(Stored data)
● ● ●

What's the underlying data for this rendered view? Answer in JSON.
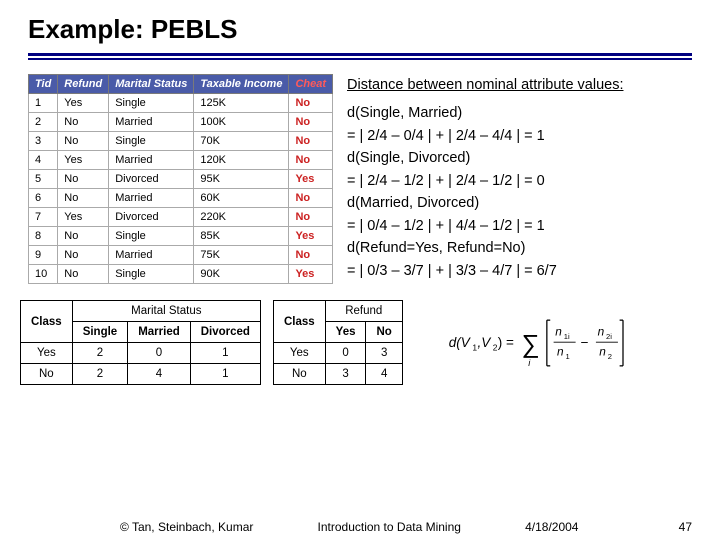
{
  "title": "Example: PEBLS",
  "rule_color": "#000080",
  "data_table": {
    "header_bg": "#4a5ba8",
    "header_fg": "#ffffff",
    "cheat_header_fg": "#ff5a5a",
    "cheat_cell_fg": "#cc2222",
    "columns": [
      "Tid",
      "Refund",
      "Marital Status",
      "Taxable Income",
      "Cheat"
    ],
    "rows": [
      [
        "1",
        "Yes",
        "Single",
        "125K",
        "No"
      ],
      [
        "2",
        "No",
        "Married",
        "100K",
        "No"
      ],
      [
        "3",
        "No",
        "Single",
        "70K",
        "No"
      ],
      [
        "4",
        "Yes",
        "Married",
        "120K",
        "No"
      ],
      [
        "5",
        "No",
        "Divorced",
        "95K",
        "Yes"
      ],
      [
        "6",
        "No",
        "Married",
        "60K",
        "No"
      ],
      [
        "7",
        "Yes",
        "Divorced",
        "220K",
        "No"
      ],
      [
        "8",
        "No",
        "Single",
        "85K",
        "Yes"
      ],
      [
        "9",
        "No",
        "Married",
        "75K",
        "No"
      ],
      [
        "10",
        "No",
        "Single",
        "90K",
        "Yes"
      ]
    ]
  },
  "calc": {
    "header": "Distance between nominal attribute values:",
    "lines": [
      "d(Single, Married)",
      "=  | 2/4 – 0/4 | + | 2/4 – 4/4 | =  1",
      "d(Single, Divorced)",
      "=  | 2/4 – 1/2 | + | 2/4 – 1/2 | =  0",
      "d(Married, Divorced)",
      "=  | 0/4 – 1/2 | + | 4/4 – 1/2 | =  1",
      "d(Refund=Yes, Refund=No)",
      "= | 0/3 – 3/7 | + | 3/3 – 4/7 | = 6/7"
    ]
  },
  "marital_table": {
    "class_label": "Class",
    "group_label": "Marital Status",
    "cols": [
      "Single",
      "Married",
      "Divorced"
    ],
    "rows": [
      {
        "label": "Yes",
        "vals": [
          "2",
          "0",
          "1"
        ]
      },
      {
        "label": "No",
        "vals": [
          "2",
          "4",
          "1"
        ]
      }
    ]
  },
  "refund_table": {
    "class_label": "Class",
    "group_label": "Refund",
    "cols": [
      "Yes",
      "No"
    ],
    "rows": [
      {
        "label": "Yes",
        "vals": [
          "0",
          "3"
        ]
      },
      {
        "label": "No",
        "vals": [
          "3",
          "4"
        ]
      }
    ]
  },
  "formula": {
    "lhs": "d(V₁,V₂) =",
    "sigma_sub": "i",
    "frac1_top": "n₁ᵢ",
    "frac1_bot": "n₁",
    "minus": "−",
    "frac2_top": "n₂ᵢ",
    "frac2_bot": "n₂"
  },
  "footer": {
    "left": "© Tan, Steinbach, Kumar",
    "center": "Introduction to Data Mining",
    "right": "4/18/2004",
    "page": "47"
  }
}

● ● ●

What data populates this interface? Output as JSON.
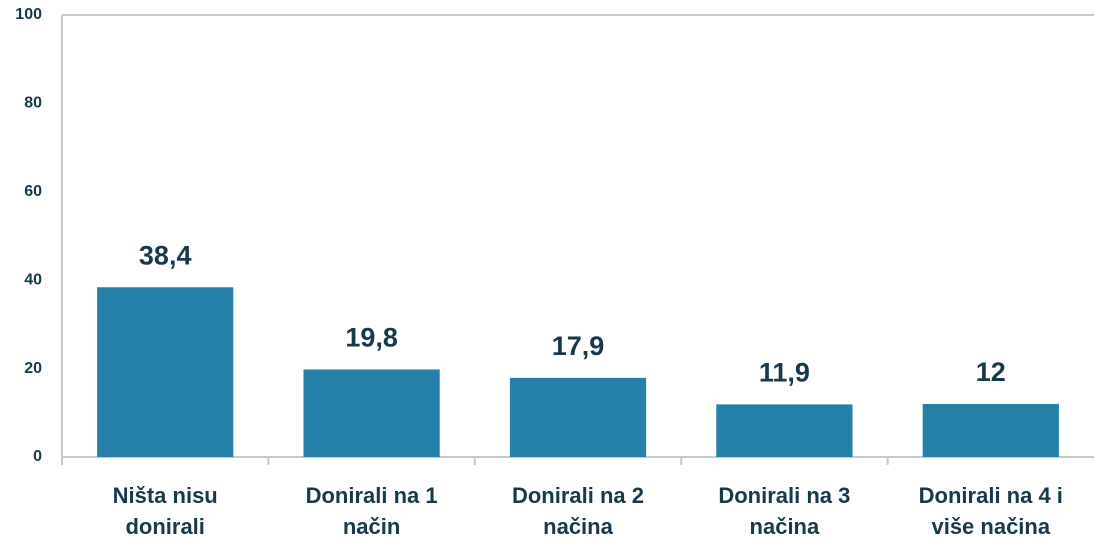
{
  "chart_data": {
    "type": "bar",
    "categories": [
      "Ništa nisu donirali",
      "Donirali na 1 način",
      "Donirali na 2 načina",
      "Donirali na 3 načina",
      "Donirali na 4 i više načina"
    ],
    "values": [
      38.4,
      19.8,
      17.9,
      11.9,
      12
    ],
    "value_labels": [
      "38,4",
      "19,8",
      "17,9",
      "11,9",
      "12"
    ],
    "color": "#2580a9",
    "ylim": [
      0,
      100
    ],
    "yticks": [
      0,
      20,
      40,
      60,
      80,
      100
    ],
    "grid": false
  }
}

● ● ●

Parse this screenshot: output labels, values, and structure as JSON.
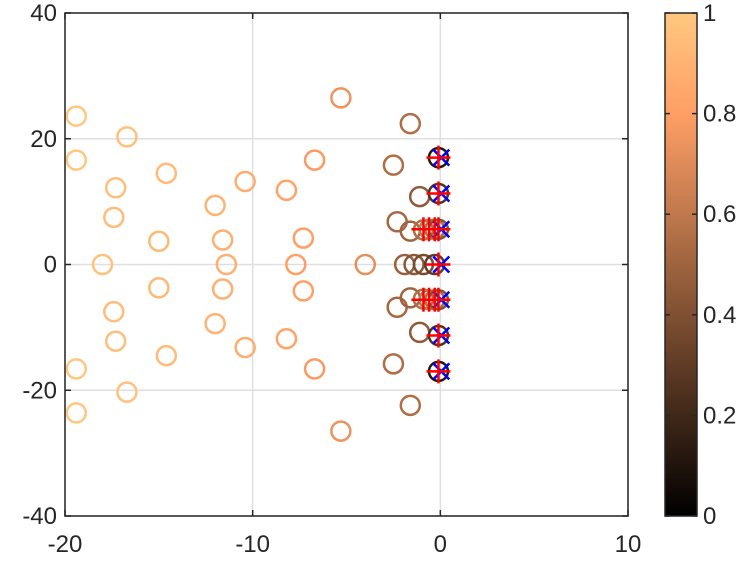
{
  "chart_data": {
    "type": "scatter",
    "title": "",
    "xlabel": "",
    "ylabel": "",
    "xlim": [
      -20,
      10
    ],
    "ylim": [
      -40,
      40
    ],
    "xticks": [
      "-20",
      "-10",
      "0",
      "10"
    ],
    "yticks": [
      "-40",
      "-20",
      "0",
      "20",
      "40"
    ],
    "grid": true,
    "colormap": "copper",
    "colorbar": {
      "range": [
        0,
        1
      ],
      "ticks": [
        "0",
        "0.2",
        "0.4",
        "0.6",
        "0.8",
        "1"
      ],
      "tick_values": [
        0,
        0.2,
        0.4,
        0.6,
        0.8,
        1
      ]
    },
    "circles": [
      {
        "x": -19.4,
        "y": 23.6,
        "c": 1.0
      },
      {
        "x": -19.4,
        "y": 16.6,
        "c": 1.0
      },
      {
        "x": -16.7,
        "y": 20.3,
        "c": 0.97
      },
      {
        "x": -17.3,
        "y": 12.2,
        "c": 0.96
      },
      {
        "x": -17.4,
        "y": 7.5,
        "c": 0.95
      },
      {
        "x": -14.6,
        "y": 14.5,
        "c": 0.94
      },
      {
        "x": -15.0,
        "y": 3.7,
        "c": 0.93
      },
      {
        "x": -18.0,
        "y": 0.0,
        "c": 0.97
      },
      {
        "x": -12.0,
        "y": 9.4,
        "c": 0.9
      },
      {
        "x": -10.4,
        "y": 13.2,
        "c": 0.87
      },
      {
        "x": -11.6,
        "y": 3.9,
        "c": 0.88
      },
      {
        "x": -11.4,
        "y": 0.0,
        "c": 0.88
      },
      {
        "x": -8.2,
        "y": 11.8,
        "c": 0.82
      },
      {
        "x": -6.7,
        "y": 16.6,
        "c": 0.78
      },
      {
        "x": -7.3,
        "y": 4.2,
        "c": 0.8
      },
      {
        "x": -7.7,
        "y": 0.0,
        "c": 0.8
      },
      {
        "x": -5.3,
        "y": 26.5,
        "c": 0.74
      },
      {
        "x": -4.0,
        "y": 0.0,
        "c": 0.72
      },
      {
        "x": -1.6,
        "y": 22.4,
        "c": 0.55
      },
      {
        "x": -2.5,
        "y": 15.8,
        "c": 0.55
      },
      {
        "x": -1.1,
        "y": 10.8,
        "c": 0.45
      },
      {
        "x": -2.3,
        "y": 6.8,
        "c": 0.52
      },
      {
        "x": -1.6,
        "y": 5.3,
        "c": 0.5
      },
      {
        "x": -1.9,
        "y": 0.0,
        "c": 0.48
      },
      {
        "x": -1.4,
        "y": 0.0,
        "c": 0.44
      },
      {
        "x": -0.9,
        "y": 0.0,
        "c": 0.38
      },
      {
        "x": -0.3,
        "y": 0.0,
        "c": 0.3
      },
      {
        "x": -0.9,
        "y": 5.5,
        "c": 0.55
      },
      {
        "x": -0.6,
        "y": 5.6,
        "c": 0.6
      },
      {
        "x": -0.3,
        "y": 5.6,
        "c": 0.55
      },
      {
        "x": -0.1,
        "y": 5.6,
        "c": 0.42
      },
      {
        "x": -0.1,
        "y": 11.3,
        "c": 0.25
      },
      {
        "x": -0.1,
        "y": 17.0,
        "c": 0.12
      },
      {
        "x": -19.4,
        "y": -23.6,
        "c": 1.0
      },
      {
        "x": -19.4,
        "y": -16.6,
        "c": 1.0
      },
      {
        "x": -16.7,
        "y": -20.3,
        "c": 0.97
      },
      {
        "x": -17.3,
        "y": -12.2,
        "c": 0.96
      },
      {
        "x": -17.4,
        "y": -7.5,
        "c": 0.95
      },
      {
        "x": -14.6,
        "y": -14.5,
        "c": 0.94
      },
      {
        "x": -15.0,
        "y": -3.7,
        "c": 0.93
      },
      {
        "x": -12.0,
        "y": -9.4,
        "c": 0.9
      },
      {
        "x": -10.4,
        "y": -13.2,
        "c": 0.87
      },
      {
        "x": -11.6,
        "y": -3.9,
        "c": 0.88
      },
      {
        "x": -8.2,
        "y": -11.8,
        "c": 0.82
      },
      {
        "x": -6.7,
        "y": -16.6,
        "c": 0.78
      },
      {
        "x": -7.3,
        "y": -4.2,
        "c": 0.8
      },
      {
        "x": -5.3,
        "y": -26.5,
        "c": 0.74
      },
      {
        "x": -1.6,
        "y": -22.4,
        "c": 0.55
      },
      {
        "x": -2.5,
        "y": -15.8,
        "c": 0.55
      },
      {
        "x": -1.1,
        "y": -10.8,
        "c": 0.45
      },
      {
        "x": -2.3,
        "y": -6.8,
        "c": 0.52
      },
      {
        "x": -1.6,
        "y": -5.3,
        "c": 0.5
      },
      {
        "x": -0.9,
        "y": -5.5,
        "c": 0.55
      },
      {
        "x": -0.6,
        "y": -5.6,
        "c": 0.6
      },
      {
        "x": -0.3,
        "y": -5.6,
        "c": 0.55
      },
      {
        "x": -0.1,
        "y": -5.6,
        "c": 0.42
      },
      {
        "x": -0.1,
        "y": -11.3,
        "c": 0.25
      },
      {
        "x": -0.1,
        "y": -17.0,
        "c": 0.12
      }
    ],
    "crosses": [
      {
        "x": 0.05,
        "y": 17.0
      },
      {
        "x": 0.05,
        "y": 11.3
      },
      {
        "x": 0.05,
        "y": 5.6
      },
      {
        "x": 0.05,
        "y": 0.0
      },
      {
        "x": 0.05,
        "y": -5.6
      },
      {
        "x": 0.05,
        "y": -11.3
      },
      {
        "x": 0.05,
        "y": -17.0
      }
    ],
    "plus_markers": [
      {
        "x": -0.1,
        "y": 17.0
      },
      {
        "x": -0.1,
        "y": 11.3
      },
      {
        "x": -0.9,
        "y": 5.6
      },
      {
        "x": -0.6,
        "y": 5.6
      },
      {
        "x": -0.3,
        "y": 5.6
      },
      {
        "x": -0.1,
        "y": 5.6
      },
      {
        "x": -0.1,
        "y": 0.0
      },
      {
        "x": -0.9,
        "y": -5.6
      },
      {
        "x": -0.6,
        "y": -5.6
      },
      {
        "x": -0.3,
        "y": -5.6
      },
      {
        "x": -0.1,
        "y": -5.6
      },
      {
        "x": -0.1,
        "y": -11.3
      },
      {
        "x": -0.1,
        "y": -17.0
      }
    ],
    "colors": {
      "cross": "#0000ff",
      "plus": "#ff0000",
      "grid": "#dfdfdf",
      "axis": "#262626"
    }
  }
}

● ● ●

> _Goal of the exercise_: Select every line in the material above where the string "Status" occurs, and copy it.

> _Problem solution_:
      "Marital Status",
    "group_label": "Marital Status",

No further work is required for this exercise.